(Collection entries)
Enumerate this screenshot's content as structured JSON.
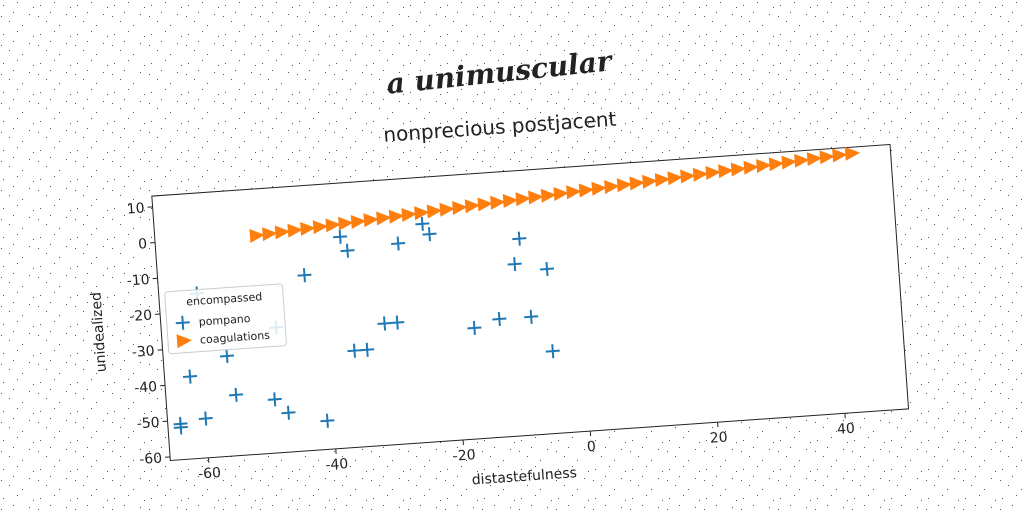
{
  "chart_data": {
    "type": "scatter",
    "suptitle": "a unimuscular",
    "title": "nonprecious postjacent",
    "xlabel": "distastefulness",
    "ylabel": "unidealized",
    "xlim": [
      -66,
      50
    ],
    "xticks": [
      -60,
      -40,
      -20,
      0,
      20,
      40
    ],
    "ylim": [
      -61,
      13
    ],
    "yticks": [
      -60,
      -50,
      -40,
      -30,
      -20,
      -10,
      0,
      10
    ],
    "legend_title": "encompassed",
    "legend_loc": "center left",
    "series": [
      {
        "name": "pompano",
        "color": "#1f77b4",
        "marker": "plus",
        "x": [
          -37,
          -36,
          -43,
          -28,
          -24,
          -23,
          -9,
          -10,
          -5,
          -60,
          -48,
          -56,
          -62,
          -36,
          -34,
          -31,
          -29,
          -17,
          -13,
          -8,
          -5,
          -55,
          -49,
          -47,
          -41,
          -60,
          -64,
          -64
        ],
        "values": [
          -2,
          -6,
          -12,
          -5,
          0,
          -3,
          -6,
          -13,
          -15,
          -15,
          -26,
          -33,
          -38,
          -34,
          -34,
          -27,
          -27,
          -30,
          -28,
          -28,
          -38,
          -44,
          -46,
          -50,
          -53,
          -50,
          -51,
          -52
        ]
      },
      {
        "name": "coagulations",
        "color": "#ff7f0e",
        "marker": "triangle-right",
        "x": [
          -50,
          -48,
          -46,
          -44,
          -42,
          -40,
          -38,
          -36,
          -34,
          -32,
          -30,
          -28,
          -26,
          -24,
          -22,
          -20,
          -18,
          -16,
          -14,
          -12,
          -10,
          -8,
          -6,
          -4,
          -2,
          0,
          2,
          4,
          6,
          8,
          10,
          12,
          14,
          16,
          18,
          20,
          22,
          24,
          26,
          28,
          30,
          32,
          34,
          36,
          38,
          40,
          42,
          44
        ],
        "values": [
          0,
          0.24,
          0.48,
          0.72,
          0.96,
          1.2,
          1.44,
          1.68,
          1.92,
          2.16,
          2.4,
          2.64,
          2.88,
          3.12,
          3.36,
          3.6,
          3.84,
          4.08,
          4.32,
          4.56,
          4.8,
          5.04,
          5.28,
          5.52,
          5.76,
          6,
          6.24,
          6.48,
          6.72,
          6.96,
          7.2,
          7.44,
          7.68,
          7.92,
          8.16,
          8.4,
          8.64,
          8.88,
          9.12,
          9.36,
          9.6,
          9.84,
          10.08,
          10.32,
          10.56,
          10.8,
          11.04,
          11.28
        ]
      }
    ]
  }
}
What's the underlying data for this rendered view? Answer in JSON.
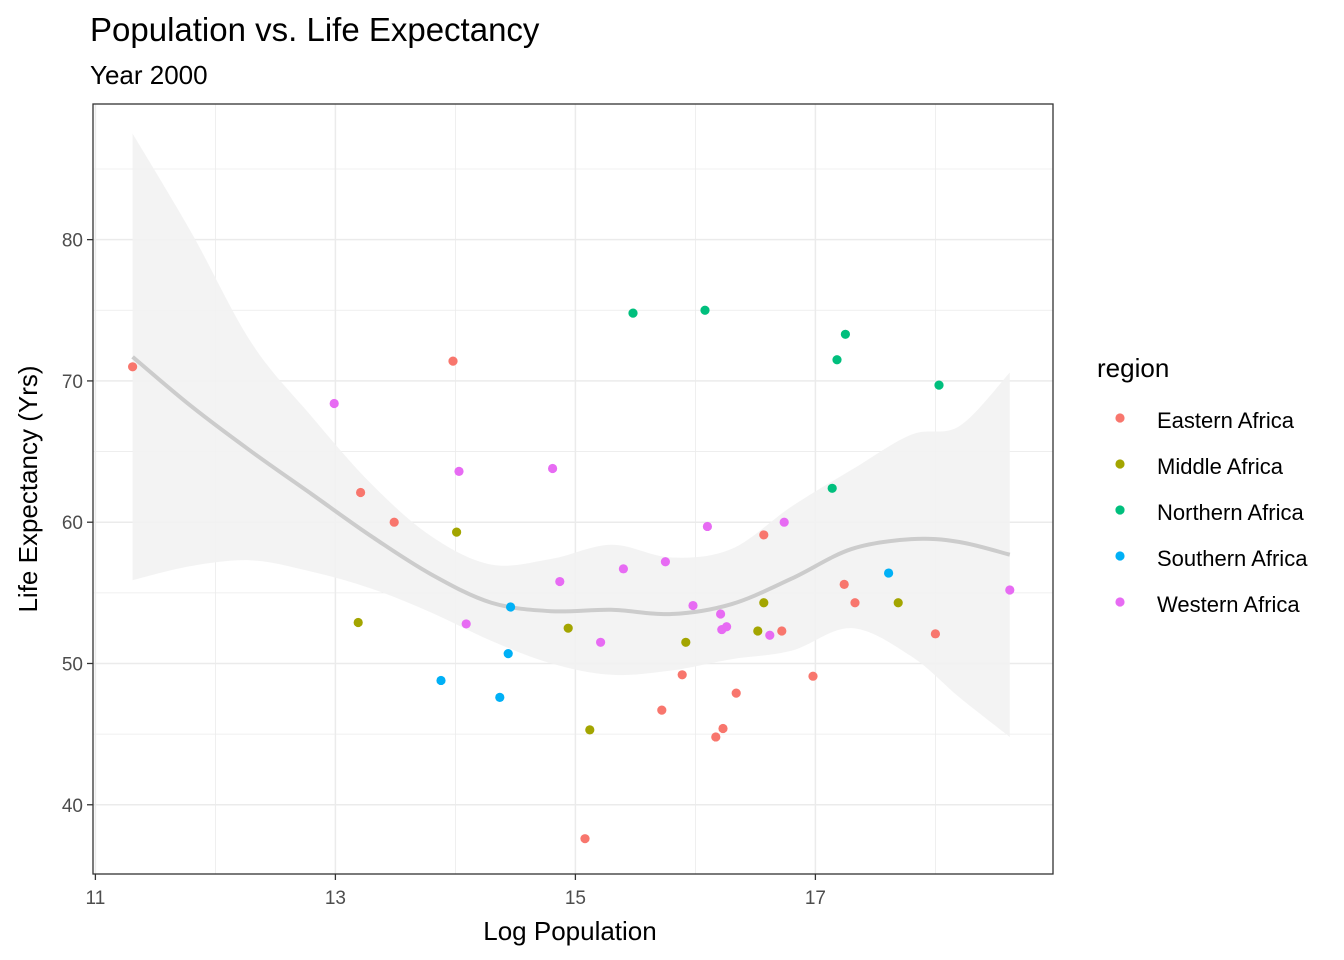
{
  "chart_data": {
    "type": "scatter",
    "title": "Population vs. Life Expectancy",
    "subtitle": "Year 2000",
    "xlabel": "Log Population",
    "ylabel": "Life Expectancy (Yrs)",
    "xlim": [
      10.98,
      18.98
    ],
    "ylim": [
      35.1,
      89.6
    ],
    "x_ticks": [
      11,
      13,
      15,
      17
    ],
    "y_ticks": [
      40,
      50,
      60,
      70,
      80
    ],
    "grid": true,
    "legend": {
      "title": "region",
      "position": "right"
    },
    "series": [
      {
        "name": "Eastern Africa",
        "color": "#F8766D",
        "points": [
          {
            "x": 11.31,
            "y": 71.0
          },
          {
            "x": 13.21,
            "y": 62.1
          },
          {
            "x": 13.49,
            "y": 60.0
          },
          {
            "x": 13.98,
            "y": 71.4
          },
          {
            "x": 15.08,
            "y": 37.6
          },
          {
            "x": 15.72,
            "y": 46.7
          },
          {
            "x": 15.89,
            "y": 49.2
          },
          {
            "x": 16.17,
            "y": 44.8
          },
          {
            "x": 16.23,
            "y": 45.4
          },
          {
            "x": 16.34,
            "y": 47.9
          },
          {
            "x": 16.57,
            "y": 59.1
          },
          {
            "x": 16.72,
            "y": 52.3
          },
          {
            "x": 16.98,
            "y": 49.1
          },
          {
            "x": 17.24,
            "y": 55.6
          },
          {
            "x": 17.33,
            "y": 54.3
          },
          {
            "x": 18.0,
            "y": 52.1
          }
        ]
      },
      {
        "name": "Middle Africa",
        "color": "#A3A500",
        "points": [
          {
            "x": 13.19,
            "y": 52.9
          },
          {
            "x": 14.01,
            "y": 59.3
          },
          {
            "x": 14.94,
            "y": 52.5
          },
          {
            "x": 15.12,
            "y": 45.3
          },
          {
            "x": 15.92,
            "y": 51.5
          },
          {
            "x": 16.52,
            "y": 52.3
          },
          {
            "x": 16.57,
            "y": 54.3
          },
          {
            "x": 17.69,
            "y": 54.3
          }
        ]
      },
      {
        "name": "Northern Africa",
        "color": "#00BF7D",
        "points": [
          {
            "x": 15.48,
            "y": 74.8
          },
          {
            "x": 16.08,
            "y": 75.0
          },
          {
            "x": 17.14,
            "y": 62.4
          },
          {
            "x": 17.18,
            "y": 71.5
          },
          {
            "x": 17.25,
            "y": 73.3
          },
          {
            "x": 18.03,
            "y": 69.7
          }
        ]
      },
      {
        "name": "Southern Africa",
        "color": "#00B0F6",
        "points": [
          {
            "x": 13.88,
            "y": 48.8
          },
          {
            "x": 14.37,
            "y": 47.6
          },
          {
            "x": 14.44,
            "y": 50.7
          },
          {
            "x": 14.46,
            "y": 54.0
          },
          {
            "x": 17.61,
            "y": 56.4
          }
        ]
      },
      {
        "name": "Western Africa",
        "color": "#E76BF3",
        "points": [
          {
            "x": 12.99,
            "y": 68.4
          },
          {
            "x": 14.03,
            "y": 63.6
          },
          {
            "x": 14.09,
            "y": 52.8
          },
          {
            "x": 14.81,
            "y": 63.8
          },
          {
            "x": 14.87,
            "y": 55.8
          },
          {
            "x": 15.21,
            "y": 51.5
          },
          {
            "x": 15.4,
            "y": 56.7
          },
          {
            "x": 15.75,
            "y": 57.2
          },
          {
            "x": 15.98,
            "y": 54.1
          },
          {
            "x": 16.1,
            "y": 59.7
          },
          {
            "x": 16.21,
            "y": 53.5
          },
          {
            "x": 16.22,
            "y": 52.4
          },
          {
            "x": 16.26,
            "y": 52.6
          },
          {
            "x": 16.62,
            "y": 52.0
          },
          {
            "x": 16.74,
            "y": 60.0
          },
          {
            "x": 18.62,
            "y": 55.2
          }
        ]
      }
    ],
    "smooth": {
      "color": "#cccccc",
      "band_color": "#f2f2f2",
      "x": [
        11.31,
        11.8,
        12.3,
        12.8,
        13.3,
        13.8,
        14.3,
        14.8,
        15.3,
        15.8,
        16.3,
        16.8,
        17.3,
        17.8,
        18.2,
        18.62
      ],
      "y": [
        71.7,
        68.2,
        65.0,
        62.0,
        59.0,
        56.3,
        54.3,
        53.7,
        53.8,
        53.5,
        54.2,
        56.0,
        58.1,
        58.8,
        58.6,
        57.7
      ],
      "lower": [
        55.9,
        56.9,
        57.3,
        56.5,
        55.3,
        53.6,
        51.6,
        50.0,
        49.2,
        49.5,
        50.3,
        50.9,
        52.5,
        50.5,
        47.6,
        44.8
      ],
      "upper": [
        87.5,
        80.5,
        72.7,
        67.5,
        62.7,
        59.0,
        57.0,
        57.4,
        58.4,
        57.5,
        58.1,
        61.1,
        63.7,
        66.2,
        66.8,
        70.6
      ]
    }
  }
}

* Task statement *
All of the material above should be reproduced exactly, except the pictures.

* Correct output *
Enumerate this screenshot's content as structured JSON.
{
  "chart_data": {
    "type": "scatter",
    "suptitle": "a unimuscular",
    "title": "nonprecious postjacent",
    "xlabel": "distastefulness",
    "ylabel": "unidealized",
    "xlim": [
      -66,
      50
    ],
    "xticks": [
      -60,
      -40,
      -20,
      0,
      20,
      40
    ],
    "ylim": [
      -61,
      13
    ],
    "yticks": [
      -60,
      -50,
      -40,
      -30,
      -20,
      -10,
      0,
      10
    ],
    "legend_title": "encompassed",
    "legend_loc": "center left",
    "series": [
      {
        "name": "pompano",
        "color": "#1f77b4",
        "marker": "plus",
        "x": [
          -37,
          -36,
          -43,
          -28,
          -24,
          -23,
          -9,
          -10,
          -5,
          -60,
          -48,
          -56,
          -62,
          -36,
          -34,
          -31,
          -29,
          -17,
          -13,
          -8,
          -5,
          -55,
          -49,
          -47,
          -41,
          -60,
          -64,
          -64
        ],
        "values": [
          -2,
          -6,
          -12,
          -5,
          0,
          -3,
          -6,
          -13,
          -15,
          -15,
          -26,
          -33,
          -38,
          -34,
          -34,
          -27,
          -27,
          -30,
          -28,
          -28,
          -38,
          -44,
          -46,
          -50,
          -53,
          -50,
          -51,
          -52
        ]
      },
      {
        "name": "coagulations",
        "color": "#ff7f0e",
        "marker": "triangle-right",
        "x": [
          -50,
          -48,
          -46,
          -44,
          -42,
          -40,
          -38,
          -36,
          -34,
          -32,
          -30,
          -28,
          -26,
          -24,
          -22,
          -20,
          -18,
          -16,
          -14,
          -12,
          -10,
          -8,
          -6,
          -4,
          -2,
          0,
          2,
          4,
          6,
          8,
          10,
          12,
          14,
          16,
          18,
          20,
          22,
          24,
          26,
          28,
          30,
          32,
          34,
          36,
          38,
          40,
          42,
          44
        ],
        "values": [
          0,
          0.24,
          0.48,
          0.72,
          0.96,
          1.2,
          1.44,
          1.68,
          1.92,
          2.16,
          2.4,
          2.64,
          2.88,
          3.12,
          3.36,
          3.6,
          3.84,
          4.08,
          4.32,
          4.56,
          4.8,
          5.04,
          5.28,
          5.52,
          5.76,
          6,
          6.24,
          6.48,
          6.72,
          6.96,
          7.2,
          7.44,
          7.68,
          7.92,
          8.16,
          8.4,
          8.64,
          8.88,
          9.12,
          9.36,
          9.6,
          9.84,
          10.08,
          10.32,
          10.56,
          10.8,
          11.04,
          11.28
        ]
      }
    ]
  }
}
What's the underlying data for this rendered view? Answer in JSON.
{
  "chart_data": {
    "type": "scatter",
    "title": "Population vs. Life Expectancy",
    "subtitle": "Year 2000",
    "xlabel": "Log Population",
    "ylabel": "Life Expectancy (Yrs)",
    "xlim": [
      10.98,
      18.98
    ],
    "ylim": [
      35.1,
      89.6
    ],
    "x_ticks": [
      11,
      13,
      15,
      17
    ],
    "y_ticks": [
      40,
      50,
      60,
      70,
      80
    ],
    "grid": true,
    "legend": {
      "title": "region",
      "position": "right"
    },
    "series": [
      {
        "name": "Eastern Africa",
        "color": "#F8766D",
        "points": [
          {
            "x": 11.31,
            "y": 71.0
          },
          {
            "x": 13.21,
            "y": 62.1
          },
          {
            "x": 13.49,
            "y": 60.0
          },
          {
            "x": 13.98,
            "y": 71.4
          },
          {
            "x": 15.08,
            "y": 37.6
          },
          {
            "x": 15.72,
            "y": 46.7
          },
          {
            "x": 15.89,
            "y": 49.2
          },
          {
            "x": 16.17,
            "y": 44.8
          },
          {
            "x": 16.23,
            "y": 45.4
          },
          {
            "x": 16.34,
            "y": 47.9
          },
          {
            "x": 16.57,
            "y": 59.1
          },
          {
            "x": 16.72,
            "y": 52.3
          },
          {
            "x": 16.98,
            "y": 49.1
          },
          {
            "x": 17.24,
            "y": 55.6
          },
          {
            "x": 17.33,
            "y": 54.3
          },
          {
            "x": 18.0,
            "y": 52.1
          }
        ]
      },
      {
        "name": "Middle Africa",
        "color": "#A3A500",
        "points": [
          {
            "x": 13.19,
            "y": 52.9
          },
          {
            "x": 14.01,
            "y": 59.3
          },
          {
            "x": 14.94,
            "y": 52.5
          },
          {
            "x": 15.12,
            "y": 45.3
          },
          {
            "x": 15.92,
            "y": 51.5
          },
          {
            "x": 16.52,
            "y": 52.3
          },
          {
            "x": 16.57,
            "y": 54.3
          },
          {
            "x": 17.69,
            "y": 54.3
          }
        ]
      },
      {
        "name": "Northern Africa",
        "color": "#00BF7D",
        "points": [
          {
            "x": 15.48,
            "y": 74.8
          },
          {
            "x": 16.08,
            "y": 75.0
          },
          {
            "x": 17.14,
            "y": 62.4
          },
          {
            "x": 17.18,
            "y": 71.5
          },
          {
            "x": 17.25,
            "y": 73.3
          },
          {
            "x": 18.03,
            "y": 69.7
          }
        ]
      },
      {
        "name": "Southern Africa",
        "color": "#00B0F6",
        "points": [
          {
            "x": 13.88,
            "y": 48.8
          },
          {
            "x": 14.37,
            "y": 47.6
          },
          {
            "x": 14.44,
            "y": 50.7
          },
          {
            "x": 14.46,
            "y": 54.0
          },
          {
            "x": 17.61,
            "y": 56.4
          }
        ]
      },
      {
        "name": "Western Africa",
        "color": "#E76BF3",
        "points": [
          {
            "x": 12.99,
            "y": 68.4
          },
          {
            "x": 14.03,
            "y": 63.6
          },
          {
            "x": 14.09,
            "y": 52.8
          },
          {
            "x": 14.81,
            "y": 63.8
          },
          {
            "x": 14.87,
            "y": 55.8
          },
          {
            "x": 15.21,
            "y": 51.5
          },
          {
            "x": 15.4,
            "y": 56.7
          },
          {
            "x": 15.75,
            "y": 57.2
          },
          {
            "x": 15.98,
            "y": 54.1
          },
          {
            "x": 16.1,
            "y": 59.7
          },
          {
            "x": 16.21,
            "y": 53.5
          },
          {
            "x": 16.22,
            "y": 52.4
          },
          {
            "x": 16.26,
            "y": 52.6
          },
          {
            "x": 16.62,
            "y": 52.0
          },
          {
            "x": 16.74,
            "y": 60.0
          },
          {
            "x": 18.62,
            "y": 55.2
          }
        ]
      }
    ],
    "smooth": {
      "color": "#cccccc",
      "band_color": "#f2f2f2",
      "x": [
        11.31,
        11.8,
        12.3,
        12.8,
        13.3,
        13.8,
        14.3,
        14.8,
        15.3,
        15.8,
        16.3,
        16.8,
        17.3,
        17.8,
        18.2,
        18.62
      ],
      "y": [
        71.7,
        68.2,
        65.0,
        62.0,
        59.0,
        56.3,
        54.3,
        53.7,
        53.8,
        53.5,
        54.2,
        56.0,
        58.1,
        58.8,
        58.6,
        57.7
      ],
      "lower": [
        55.9,
        56.9,
        57.3,
        56.5,
        55.3,
        53.6,
        51.6,
        50.0,
        49.2,
        49.5,
        50.3,
        50.9,
        52.5,
        50.5,
        47.6,
        44.8
      ],
      "upper": [
        87.5,
        80.5,
        72.7,
        67.5,
        62.7,
        59.0,
        57.0,
        57.4,
        58.4,
        57.5,
        58.1,
        61.1,
        63.7,
        66.2,
        66.8,
        70.6
      ]
    }
  }
}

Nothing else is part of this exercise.